Problem requirements:
Report, as a bare number, how many lines hold "data".
====== Given records
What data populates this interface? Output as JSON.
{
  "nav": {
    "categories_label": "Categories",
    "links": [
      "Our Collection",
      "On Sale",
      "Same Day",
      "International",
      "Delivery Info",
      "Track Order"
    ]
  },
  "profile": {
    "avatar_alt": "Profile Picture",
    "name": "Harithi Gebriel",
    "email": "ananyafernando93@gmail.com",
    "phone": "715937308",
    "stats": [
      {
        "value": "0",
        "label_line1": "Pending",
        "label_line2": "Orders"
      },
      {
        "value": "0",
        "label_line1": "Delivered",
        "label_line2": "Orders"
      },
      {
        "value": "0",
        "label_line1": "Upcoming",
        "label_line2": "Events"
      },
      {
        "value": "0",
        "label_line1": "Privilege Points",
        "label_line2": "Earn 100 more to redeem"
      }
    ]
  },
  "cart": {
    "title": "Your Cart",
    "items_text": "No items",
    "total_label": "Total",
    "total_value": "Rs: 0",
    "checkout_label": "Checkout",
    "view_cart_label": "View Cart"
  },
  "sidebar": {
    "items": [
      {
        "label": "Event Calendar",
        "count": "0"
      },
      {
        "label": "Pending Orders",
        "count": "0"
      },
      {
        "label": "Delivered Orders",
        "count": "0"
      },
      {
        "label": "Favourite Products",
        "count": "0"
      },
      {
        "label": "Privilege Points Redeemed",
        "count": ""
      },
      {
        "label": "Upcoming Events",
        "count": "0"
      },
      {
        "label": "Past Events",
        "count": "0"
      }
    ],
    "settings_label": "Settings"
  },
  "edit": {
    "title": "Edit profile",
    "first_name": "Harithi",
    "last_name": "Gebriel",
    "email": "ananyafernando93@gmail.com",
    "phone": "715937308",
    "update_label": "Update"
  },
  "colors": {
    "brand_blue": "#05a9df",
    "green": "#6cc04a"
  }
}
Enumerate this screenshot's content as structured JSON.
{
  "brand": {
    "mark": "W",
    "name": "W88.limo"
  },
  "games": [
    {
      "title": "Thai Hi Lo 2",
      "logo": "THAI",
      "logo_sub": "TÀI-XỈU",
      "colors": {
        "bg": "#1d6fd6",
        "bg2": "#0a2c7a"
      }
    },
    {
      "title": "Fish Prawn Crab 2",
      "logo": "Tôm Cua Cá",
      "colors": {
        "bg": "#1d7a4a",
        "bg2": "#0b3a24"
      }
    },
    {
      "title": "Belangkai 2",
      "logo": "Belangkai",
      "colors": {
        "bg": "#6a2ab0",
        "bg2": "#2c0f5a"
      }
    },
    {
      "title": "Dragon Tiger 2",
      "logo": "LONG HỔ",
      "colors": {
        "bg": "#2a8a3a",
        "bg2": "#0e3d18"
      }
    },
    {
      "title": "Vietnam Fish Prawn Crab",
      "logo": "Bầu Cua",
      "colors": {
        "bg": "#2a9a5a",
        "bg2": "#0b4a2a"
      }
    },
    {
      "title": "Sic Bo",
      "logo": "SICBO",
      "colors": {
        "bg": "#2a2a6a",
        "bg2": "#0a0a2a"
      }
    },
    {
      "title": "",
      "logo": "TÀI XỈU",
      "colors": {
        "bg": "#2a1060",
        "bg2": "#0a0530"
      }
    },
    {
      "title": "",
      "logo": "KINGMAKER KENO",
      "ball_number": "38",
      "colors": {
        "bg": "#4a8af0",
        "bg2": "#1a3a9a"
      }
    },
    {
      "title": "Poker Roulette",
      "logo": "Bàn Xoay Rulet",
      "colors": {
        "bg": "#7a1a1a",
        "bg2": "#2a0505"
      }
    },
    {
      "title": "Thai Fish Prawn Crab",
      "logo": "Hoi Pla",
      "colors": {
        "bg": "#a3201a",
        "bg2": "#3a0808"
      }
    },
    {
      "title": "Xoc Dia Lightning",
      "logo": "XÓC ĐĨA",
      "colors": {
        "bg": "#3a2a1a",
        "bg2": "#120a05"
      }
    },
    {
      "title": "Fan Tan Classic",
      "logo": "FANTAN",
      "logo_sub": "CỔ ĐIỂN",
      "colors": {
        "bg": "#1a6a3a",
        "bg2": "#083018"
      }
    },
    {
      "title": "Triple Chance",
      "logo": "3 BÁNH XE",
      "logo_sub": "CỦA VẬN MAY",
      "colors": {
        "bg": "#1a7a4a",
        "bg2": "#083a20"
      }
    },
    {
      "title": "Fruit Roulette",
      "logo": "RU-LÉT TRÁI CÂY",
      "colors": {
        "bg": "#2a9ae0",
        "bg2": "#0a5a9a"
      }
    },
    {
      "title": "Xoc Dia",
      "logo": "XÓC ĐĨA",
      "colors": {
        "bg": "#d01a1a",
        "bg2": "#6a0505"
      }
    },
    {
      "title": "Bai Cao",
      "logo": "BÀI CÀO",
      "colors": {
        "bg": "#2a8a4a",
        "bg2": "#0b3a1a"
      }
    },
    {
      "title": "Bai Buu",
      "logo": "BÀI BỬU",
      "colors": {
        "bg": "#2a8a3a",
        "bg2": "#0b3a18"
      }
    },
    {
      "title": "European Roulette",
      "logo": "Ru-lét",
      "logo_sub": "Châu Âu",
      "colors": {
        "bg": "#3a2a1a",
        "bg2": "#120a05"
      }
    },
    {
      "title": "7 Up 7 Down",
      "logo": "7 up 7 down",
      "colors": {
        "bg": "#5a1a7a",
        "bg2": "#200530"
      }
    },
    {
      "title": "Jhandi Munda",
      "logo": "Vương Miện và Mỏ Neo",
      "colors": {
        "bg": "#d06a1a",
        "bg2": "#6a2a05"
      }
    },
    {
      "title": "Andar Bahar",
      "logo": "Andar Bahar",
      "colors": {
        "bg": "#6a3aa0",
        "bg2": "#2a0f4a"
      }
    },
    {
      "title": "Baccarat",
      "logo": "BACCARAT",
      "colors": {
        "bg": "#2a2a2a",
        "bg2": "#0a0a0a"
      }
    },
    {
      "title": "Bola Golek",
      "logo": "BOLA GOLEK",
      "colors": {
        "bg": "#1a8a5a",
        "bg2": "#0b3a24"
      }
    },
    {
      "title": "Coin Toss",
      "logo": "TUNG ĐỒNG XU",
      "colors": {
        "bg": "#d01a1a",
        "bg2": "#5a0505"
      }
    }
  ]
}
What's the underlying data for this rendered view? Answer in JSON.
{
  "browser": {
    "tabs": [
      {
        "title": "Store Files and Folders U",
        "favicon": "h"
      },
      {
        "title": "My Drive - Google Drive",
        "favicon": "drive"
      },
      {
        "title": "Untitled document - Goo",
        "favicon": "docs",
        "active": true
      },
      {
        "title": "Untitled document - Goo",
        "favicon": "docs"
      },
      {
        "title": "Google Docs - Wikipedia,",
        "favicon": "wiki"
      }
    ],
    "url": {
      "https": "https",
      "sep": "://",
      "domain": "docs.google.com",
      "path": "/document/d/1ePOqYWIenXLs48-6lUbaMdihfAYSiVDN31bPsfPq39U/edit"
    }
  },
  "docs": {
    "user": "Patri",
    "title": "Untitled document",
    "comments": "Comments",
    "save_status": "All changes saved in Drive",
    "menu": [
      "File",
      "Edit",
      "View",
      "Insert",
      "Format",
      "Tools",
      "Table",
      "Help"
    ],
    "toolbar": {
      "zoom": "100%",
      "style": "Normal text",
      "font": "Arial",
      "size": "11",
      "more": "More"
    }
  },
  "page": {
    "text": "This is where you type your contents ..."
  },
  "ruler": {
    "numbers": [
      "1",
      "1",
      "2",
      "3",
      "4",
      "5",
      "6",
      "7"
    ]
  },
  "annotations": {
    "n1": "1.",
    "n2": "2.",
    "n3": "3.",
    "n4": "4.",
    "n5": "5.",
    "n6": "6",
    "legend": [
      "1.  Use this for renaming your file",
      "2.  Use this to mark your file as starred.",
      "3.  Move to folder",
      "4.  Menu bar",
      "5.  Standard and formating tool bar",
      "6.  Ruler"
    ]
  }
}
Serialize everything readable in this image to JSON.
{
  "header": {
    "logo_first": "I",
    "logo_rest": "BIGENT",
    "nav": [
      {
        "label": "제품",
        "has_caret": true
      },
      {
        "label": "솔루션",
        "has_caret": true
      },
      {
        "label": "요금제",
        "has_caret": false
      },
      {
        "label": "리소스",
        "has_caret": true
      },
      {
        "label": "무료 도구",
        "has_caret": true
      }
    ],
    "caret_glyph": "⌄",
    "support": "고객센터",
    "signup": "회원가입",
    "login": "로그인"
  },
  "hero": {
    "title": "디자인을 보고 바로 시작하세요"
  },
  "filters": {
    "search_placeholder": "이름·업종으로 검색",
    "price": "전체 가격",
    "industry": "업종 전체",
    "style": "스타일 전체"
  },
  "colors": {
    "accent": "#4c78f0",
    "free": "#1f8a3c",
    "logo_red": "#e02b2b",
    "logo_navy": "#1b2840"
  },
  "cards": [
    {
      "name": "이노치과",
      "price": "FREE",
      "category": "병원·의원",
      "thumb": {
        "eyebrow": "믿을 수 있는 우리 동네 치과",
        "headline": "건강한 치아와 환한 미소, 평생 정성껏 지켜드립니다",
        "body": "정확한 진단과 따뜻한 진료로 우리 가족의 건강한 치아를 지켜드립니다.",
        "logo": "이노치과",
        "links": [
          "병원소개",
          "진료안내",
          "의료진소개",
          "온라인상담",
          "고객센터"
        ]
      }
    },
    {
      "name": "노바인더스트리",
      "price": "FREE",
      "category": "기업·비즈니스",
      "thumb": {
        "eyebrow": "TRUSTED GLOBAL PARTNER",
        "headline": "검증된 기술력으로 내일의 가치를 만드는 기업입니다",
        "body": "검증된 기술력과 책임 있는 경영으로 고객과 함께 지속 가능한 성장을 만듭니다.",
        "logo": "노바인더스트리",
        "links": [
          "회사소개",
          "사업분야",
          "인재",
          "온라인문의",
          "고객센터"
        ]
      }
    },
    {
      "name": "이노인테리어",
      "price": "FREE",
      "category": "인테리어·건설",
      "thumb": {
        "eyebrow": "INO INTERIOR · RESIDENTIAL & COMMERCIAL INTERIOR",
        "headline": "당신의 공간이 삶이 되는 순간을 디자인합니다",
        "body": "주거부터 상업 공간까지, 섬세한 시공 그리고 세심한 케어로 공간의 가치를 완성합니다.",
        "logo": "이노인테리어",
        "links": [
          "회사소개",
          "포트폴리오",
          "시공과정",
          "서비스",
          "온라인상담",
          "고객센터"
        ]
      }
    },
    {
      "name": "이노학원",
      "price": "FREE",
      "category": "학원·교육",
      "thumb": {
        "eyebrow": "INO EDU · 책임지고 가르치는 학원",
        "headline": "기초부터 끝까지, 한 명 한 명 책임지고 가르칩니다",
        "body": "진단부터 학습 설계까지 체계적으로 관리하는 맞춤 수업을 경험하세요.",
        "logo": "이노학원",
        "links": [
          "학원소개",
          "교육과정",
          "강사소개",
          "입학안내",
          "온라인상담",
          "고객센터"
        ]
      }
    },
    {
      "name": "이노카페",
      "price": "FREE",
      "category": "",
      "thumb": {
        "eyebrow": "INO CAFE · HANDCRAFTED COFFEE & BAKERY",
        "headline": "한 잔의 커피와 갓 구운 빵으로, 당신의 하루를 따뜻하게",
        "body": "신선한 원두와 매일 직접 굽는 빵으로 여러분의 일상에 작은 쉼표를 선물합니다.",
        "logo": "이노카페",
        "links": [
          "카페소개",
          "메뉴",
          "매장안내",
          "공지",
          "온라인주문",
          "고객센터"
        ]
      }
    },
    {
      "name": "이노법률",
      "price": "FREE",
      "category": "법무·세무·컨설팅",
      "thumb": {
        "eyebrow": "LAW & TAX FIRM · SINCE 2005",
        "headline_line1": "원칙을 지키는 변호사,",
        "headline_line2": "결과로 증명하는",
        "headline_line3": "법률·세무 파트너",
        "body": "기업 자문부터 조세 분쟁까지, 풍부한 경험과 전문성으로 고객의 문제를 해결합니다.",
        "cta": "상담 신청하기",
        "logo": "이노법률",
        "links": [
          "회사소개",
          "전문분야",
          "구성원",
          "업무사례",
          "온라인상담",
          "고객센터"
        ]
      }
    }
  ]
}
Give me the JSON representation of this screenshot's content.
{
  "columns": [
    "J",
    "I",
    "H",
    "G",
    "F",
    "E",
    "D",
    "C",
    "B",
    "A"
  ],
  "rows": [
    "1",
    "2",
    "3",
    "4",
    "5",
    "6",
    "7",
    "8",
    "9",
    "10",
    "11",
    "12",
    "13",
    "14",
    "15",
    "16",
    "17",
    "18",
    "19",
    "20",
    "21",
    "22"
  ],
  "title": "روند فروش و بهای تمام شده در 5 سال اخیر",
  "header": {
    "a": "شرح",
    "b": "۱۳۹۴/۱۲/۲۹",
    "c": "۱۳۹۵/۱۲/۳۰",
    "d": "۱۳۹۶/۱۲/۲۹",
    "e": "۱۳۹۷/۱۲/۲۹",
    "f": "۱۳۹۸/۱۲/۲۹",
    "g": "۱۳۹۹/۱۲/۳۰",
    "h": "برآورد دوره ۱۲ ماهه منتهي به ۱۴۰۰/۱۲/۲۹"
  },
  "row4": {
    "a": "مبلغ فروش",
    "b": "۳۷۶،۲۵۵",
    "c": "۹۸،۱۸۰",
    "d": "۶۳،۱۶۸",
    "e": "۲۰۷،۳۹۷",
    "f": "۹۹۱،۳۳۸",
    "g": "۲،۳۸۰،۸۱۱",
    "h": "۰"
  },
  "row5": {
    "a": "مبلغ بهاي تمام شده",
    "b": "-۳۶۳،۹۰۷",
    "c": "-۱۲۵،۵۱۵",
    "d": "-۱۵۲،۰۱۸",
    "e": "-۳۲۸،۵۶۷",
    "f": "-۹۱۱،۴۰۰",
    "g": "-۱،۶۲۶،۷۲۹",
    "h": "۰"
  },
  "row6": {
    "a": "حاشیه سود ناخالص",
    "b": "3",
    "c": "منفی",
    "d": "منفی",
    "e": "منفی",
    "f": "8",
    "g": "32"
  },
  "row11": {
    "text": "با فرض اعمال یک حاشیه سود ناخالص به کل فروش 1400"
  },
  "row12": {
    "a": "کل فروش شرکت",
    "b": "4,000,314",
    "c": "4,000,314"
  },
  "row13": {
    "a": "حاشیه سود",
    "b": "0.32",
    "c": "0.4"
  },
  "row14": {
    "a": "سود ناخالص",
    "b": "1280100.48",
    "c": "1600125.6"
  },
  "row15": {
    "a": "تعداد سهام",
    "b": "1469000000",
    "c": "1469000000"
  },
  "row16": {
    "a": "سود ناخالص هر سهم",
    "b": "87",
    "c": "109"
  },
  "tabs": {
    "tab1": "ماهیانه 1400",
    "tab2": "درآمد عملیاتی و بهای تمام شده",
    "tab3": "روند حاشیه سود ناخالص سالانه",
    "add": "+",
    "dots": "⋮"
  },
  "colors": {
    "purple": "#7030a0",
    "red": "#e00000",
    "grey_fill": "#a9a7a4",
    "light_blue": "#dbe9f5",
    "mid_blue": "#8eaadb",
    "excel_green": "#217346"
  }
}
============
Finished answer:
2